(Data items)
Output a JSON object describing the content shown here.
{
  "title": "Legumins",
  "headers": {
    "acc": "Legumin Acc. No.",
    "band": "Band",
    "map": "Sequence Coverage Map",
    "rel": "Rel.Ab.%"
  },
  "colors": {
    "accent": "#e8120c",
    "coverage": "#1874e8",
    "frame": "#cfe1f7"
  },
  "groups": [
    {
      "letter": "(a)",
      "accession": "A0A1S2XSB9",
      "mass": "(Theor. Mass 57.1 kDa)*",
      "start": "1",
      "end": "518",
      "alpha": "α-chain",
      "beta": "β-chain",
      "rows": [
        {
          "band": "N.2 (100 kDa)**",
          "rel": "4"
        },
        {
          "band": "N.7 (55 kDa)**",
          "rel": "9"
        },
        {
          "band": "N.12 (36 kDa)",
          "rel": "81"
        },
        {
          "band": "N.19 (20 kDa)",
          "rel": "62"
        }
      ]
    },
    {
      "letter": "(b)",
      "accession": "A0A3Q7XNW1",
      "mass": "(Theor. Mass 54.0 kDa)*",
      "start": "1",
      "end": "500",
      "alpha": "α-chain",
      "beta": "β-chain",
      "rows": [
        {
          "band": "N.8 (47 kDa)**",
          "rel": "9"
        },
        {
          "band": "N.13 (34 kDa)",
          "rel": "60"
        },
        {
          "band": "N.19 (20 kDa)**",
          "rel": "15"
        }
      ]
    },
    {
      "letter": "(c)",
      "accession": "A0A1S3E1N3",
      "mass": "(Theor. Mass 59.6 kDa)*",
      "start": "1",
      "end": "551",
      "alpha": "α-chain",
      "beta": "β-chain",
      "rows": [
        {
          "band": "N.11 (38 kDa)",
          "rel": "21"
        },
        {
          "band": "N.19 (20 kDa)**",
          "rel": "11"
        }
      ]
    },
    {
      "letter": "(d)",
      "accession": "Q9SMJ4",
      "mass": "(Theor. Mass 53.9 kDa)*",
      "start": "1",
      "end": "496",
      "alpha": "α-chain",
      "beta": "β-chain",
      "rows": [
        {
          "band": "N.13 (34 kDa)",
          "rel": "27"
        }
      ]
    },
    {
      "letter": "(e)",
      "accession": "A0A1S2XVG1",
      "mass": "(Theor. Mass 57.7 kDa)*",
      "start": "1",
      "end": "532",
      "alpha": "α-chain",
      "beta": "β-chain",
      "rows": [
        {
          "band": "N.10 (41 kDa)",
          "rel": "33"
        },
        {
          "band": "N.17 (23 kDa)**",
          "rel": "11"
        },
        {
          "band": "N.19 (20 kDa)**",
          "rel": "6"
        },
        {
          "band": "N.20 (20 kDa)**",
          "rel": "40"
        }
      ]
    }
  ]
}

What you should do
Copy out each line that contains the word "accession".

The response
      "accession": "A0A1S2XSB9",
      "accession": "A0A3Q7XNW1",
      "accession": "A0A1S3E1N3",
      "accession": "Q9SMJ4",
      "accession": "A0A1S2XVG1",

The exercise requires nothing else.